**SET PROBLEM:** Please retype the records below exactly, leaving out any pictures.

**RECORDS SHOWN:**
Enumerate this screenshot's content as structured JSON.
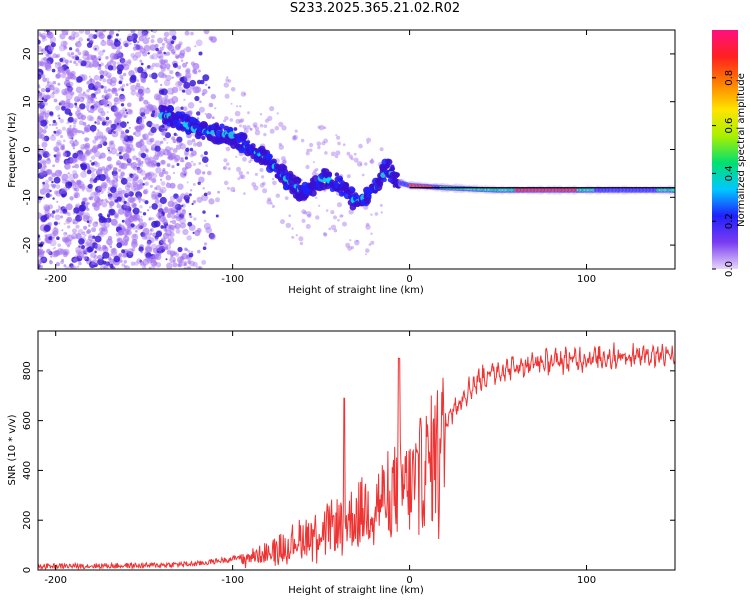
{
  "title": "S233.2025.365.21.02.R02",
  "colors": {
    "snr_line": "#ee3333",
    "spectrum_scatter": "#a270f0",
    "spectrum_core": "#3b1bd6",
    "carrier_line": "#000000",
    "axis": "#000000"
  },
  "chart_data": [
    {
      "id": "spectrogram",
      "type": "heatmap",
      "xlabel": "Height of straight line (km)",
      "ylabel": "Frequency (Hz)",
      "xlim": [
        -210,
        150
      ],
      "ylim": [
        -25,
        25
      ],
      "xticks": [
        -200,
        -100,
        0,
        100
      ],
      "yticks": [
        -20,
        -10,
        0,
        10,
        20
      ],
      "colorbar": {
        "label": "Normalized spectral amplitude",
        "ticks": [
          0.0,
          0.2,
          0.4,
          0.6,
          0.8
        ],
        "range": [
          0,
          1
        ],
        "stops": [
          "#e6d6fb",
          "#7a3cf0",
          "#2020ff",
          "#00c8ff",
          "#00e070",
          "#a8f000",
          "#ffe400",
          "#ff8000",
          "#ff2020",
          "#ff1080"
        ]
      },
      "signal_trace": [
        {
          "x": -135,
          "f": 7
        },
        {
          "x": -120,
          "f": 4
        },
        {
          "x": -100,
          "f": 3
        },
        {
          "x": -90,
          "f": 0
        },
        {
          "x": -80,
          "f": -2
        },
        {
          "x": -70,
          "f": -6
        },
        {
          "x": -60,
          "f": -9
        },
        {
          "x": -50,
          "f": -6
        },
        {
          "x": -40,
          "f": -7
        },
        {
          "x": -30,
          "f": -11
        },
        {
          "x": -20,
          "f": -9
        },
        {
          "x": -13,
          "f": -4
        },
        {
          "x": -5,
          "f": -7
        },
        {
          "x": 0,
          "f": -7.5
        },
        {
          "x": 20,
          "f": -8
        },
        {
          "x": 50,
          "f": -8.5
        },
        {
          "x": 100,
          "f": -8.5
        },
        {
          "x": 150,
          "f": -8.5
        }
      ],
      "carrier_line": {
        "x_start": 0,
        "x_end": 150,
        "f": -8
      }
    },
    {
      "id": "snr",
      "type": "line",
      "xlabel": "Height of straight line (km)",
      "ylabel": "SNR (10 * v/v)",
      "xlim": [
        -210,
        150
      ],
      "ylim": [
        0,
        960
      ],
      "xticks": [
        -200,
        -100,
        0,
        100
      ],
      "yticks": [
        0,
        200,
        400,
        600,
        800
      ],
      "envelope": [
        {
          "x": -210,
          "y": 15
        },
        {
          "x": -150,
          "y": 18
        },
        {
          "x": -120,
          "y": 25
        },
        {
          "x": -100,
          "y": 45
        },
        {
          "x": -85,
          "y": 70
        },
        {
          "x": -75,
          "y": 100
        },
        {
          "x": -65,
          "y": 140
        },
        {
          "x": -55,
          "y": 170
        },
        {
          "x": -45,
          "y": 200
        },
        {
          "x": -35,
          "y": 230
        },
        {
          "x": -25,
          "y": 280
        },
        {
          "x": -15,
          "y": 330
        },
        {
          "x": -10,
          "y": 360
        },
        {
          "x": -5,
          "y": 380
        },
        {
          "x": 0,
          "y": 380
        },
        {
          "x": 10,
          "y": 480
        },
        {
          "x": 20,
          "y": 600
        },
        {
          "x": 30,
          "y": 700
        },
        {
          "x": 40,
          "y": 770
        },
        {
          "x": 50,
          "y": 800
        },
        {
          "x": 70,
          "y": 830
        },
        {
          "x": 100,
          "y": 850
        },
        {
          "x": 150,
          "y": 870
        }
      ],
      "peaks": [
        {
          "x": -37,
          "y": 690
        },
        {
          "x": -6,
          "y": 850
        }
      ]
    }
  ]
}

**FULL RESPONSE:**
Enumerate this screenshot's content as structured JSON.
{
  "title": "S233.2025.365.21.02.R02",
  "colors": {
    "snr_line": "#ee3333",
    "spectrum_scatter": "#a270f0",
    "spectrum_core": "#3b1bd6",
    "carrier_line": "#000000",
    "axis": "#000000"
  },
  "chart_data": [
    {
      "id": "spectrogram",
      "type": "heatmap",
      "xlabel": "Height of straight line (km)",
      "ylabel": "Frequency (Hz)",
      "xlim": [
        -210,
        150
      ],
      "ylim": [
        -25,
        25
      ],
      "xticks": [
        -200,
        -100,
        0,
        100
      ],
      "yticks": [
        -20,
        -10,
        0,
        10,
        20
      ],
      "colorbar": {
        "label": "Normalized spectral amplitude",
        "ticks": [
          0.0,
          0.2,
          0.4,
          0.6,
          0.8
        ],
        "range": [
          0,
          1
        ],
        "stops": [
          "#e6d6fb",
          "#7a3cf0",
          "#2020ff",
          "#00c8ff",
          "#00e070",
          "#a8f000",
          "#ffe400",
          "#ff8000",
          "#ff2020",
          "#ff1080"
        ]
      },
      "signal_trace": [
        {
          "x": -135,
          "f": 7
        },
        {
          "x": -120,
          "f": 4
        },
        {
          "x": -100,
          "f": 3
        },
        {
          "x": -90,
          "f": 0
        },
        {
          "x": -80,
          "f": -2
        },
        {
          "x": -70,
          "f": -6
        },
        {
          "x": -60,
          "f": -9
        },
        {
          "x": -50,
          "f": -6
        },
        {
          "x": -40,
          "f": -7
        },
        {
          "x": -30,
          "f": -11
        },
        {
          "x": -20,
          "f": -9
        },
        {
          "x": -13,
          "f": -4
        },
        {
          "x": -5,
          "f": -7
        },
        {
          "x": 0,
          "f": -7.5
        },
        {
          "x": 20,
          "f": -8
        },
        {
          "x": 50,
          "f": -8.5
        },
        {
          "x": 100,
          "f": -8.5
        },
        {
          "x": 150,
          "f": -8.5
        }
      ],
      "carrier_line": {
        "x_start": 0,
        "x_end": 150,
        "f": -8
      }
    },
    {
      "id": "snr",
      "type": "line",
      "xlabel": "Height of straight line (km)",
      "ylabel": "SNR (10 * v/v)",
      "xlim": [
        -210,
        150
      ],
      "ylim": [
        0,
        960
      ],
      "xticks": [
        -200,
        -100,
        0,
        100
      ],
      "yticks": [
        0,
        200,
        400,
        600,
        800
      ],
      "envelope": [
        {
          "x": -210,
          "y": 15
        },
        {
          "x": -150,
          "y": 18
        },
        {
          "x": -120,
          "y": 25
        },
        {
          "x": -100,
          "y": 45
        },
        {
          "x": -85,
          "y": 70
        },
        {
          "x": -75,
          "y": 100
        },
        {
          "x": -65,
          "y": 140
        },
        {
          "x": -55,
          "y": 170
        },
        {
          "x": -45,
          "y": 200
        },
        {
          "x": -35,
          "y": 230
        },
        {
          "x": -25,
          "y": 280
        },
        {
          "x": -15,
          "y": 330
        },
        {
          "x": -10,
          "y": 360
        },
        {
          "x": -5,
          "y": 380
        },
        {
          "x": 0,
          "y": 380
        },
        {
          "x": 10,
          "y": 480
        },
        {
          "x": 20,
          "y": 600
        },
        {
          "x": 30,
          "y": 700
        },
        {
          "x": 40,
          "y": 770
        },
        {
          "x": 50,
          "y": 800
        },
        {
          "x": 70,
          "y": 830
        },
        {
          "x": 100,
          "y": 850
        },
        {
          "x": 150,
          "y": 870
        }
      ],
      "peaks": [
        {
          "x": -37,
          "y": 690
        },
        {
          "x": -6,
          "y": 850
        }
      ]
    }
  ]
}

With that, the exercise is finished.